Work to be completed: Below are some records. Copy every line in them that holds "файла".

Extracted records:

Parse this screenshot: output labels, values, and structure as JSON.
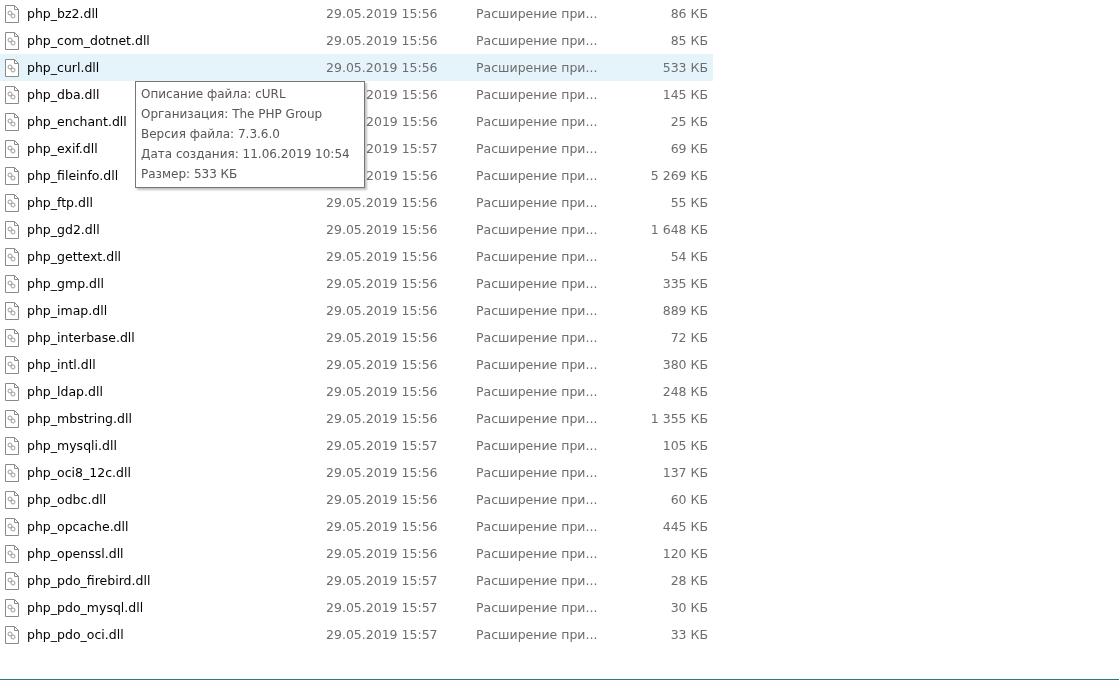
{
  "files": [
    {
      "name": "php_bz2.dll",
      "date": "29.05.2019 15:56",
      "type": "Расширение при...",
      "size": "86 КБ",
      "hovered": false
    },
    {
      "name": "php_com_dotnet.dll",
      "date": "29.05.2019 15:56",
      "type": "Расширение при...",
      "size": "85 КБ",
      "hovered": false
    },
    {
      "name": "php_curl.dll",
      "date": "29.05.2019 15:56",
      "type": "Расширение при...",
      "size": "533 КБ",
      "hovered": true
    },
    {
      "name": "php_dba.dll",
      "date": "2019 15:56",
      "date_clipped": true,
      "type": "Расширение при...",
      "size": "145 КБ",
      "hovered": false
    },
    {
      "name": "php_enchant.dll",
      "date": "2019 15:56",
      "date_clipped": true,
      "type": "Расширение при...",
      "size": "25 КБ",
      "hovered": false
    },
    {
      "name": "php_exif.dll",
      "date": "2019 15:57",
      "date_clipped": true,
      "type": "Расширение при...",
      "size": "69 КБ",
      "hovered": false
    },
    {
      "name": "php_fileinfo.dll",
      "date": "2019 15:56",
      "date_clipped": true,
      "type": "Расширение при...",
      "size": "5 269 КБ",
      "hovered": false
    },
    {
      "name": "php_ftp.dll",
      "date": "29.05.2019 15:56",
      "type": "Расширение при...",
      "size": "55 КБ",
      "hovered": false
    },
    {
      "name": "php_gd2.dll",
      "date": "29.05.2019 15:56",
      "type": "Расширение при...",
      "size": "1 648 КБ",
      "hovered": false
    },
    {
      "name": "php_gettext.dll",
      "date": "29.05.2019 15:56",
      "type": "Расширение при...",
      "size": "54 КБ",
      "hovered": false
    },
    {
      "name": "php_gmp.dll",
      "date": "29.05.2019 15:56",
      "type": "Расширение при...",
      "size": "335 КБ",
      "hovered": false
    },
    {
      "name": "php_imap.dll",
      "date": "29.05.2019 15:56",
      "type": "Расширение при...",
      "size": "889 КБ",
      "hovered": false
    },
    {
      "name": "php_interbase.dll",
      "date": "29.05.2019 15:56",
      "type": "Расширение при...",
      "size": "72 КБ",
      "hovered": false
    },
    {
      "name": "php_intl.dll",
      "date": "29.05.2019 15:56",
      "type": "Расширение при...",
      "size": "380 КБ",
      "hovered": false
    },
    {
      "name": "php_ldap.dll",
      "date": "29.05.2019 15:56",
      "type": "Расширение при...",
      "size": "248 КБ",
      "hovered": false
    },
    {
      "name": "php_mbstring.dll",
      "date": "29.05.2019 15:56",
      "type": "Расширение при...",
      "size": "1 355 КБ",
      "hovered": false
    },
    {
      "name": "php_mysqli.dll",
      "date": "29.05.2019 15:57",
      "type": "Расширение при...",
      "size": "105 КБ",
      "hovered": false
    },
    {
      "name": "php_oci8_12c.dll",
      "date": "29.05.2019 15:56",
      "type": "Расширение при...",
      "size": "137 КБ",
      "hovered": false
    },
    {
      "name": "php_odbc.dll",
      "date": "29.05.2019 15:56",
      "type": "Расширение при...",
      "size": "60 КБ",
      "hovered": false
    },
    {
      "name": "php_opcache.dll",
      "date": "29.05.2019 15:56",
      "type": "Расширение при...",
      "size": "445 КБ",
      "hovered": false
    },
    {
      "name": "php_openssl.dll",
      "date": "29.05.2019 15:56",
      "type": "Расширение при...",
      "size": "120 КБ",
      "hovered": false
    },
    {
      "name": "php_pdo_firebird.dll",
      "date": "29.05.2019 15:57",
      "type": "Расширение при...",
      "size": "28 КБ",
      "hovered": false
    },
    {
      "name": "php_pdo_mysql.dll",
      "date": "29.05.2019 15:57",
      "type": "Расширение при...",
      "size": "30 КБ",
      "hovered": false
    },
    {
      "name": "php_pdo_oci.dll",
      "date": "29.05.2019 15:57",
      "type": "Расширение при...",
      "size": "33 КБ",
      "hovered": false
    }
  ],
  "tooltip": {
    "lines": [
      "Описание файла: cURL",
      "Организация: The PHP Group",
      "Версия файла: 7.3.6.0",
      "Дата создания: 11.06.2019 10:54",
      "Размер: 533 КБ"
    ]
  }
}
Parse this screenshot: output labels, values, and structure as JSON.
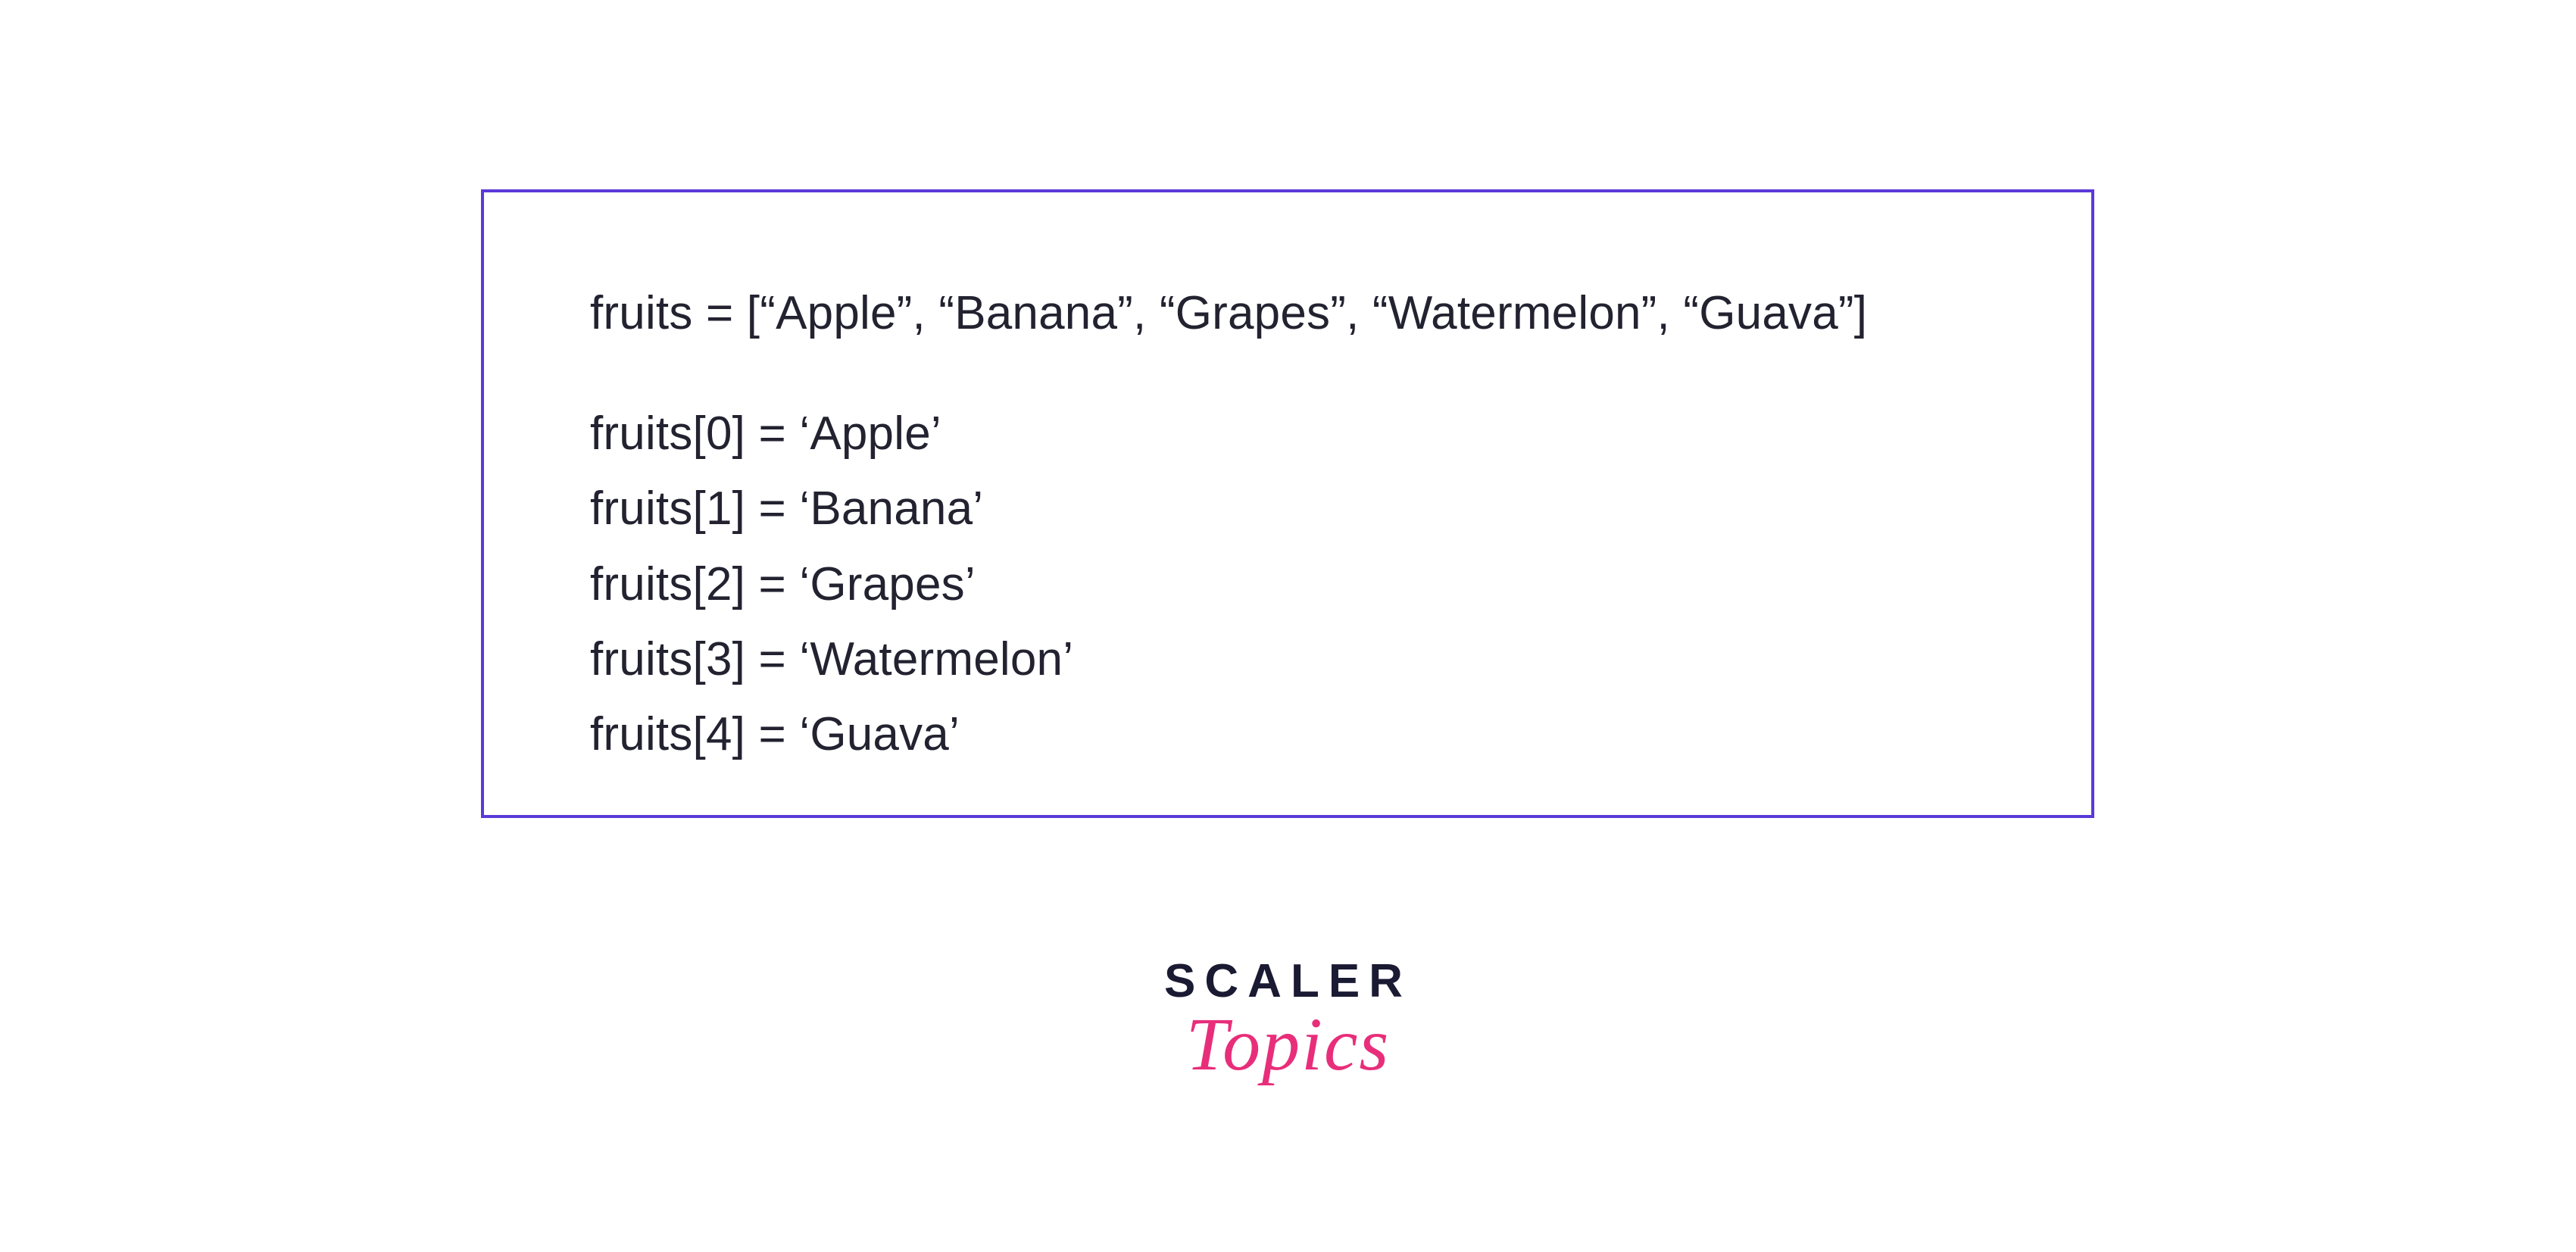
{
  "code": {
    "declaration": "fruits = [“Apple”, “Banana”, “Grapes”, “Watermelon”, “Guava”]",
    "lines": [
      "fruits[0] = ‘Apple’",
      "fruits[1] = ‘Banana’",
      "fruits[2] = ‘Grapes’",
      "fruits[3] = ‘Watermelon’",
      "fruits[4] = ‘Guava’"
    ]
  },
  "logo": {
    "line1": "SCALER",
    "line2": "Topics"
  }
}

Complete output:
      "Описание файла: cURL",
      "Версия файла: 7.3.6.0",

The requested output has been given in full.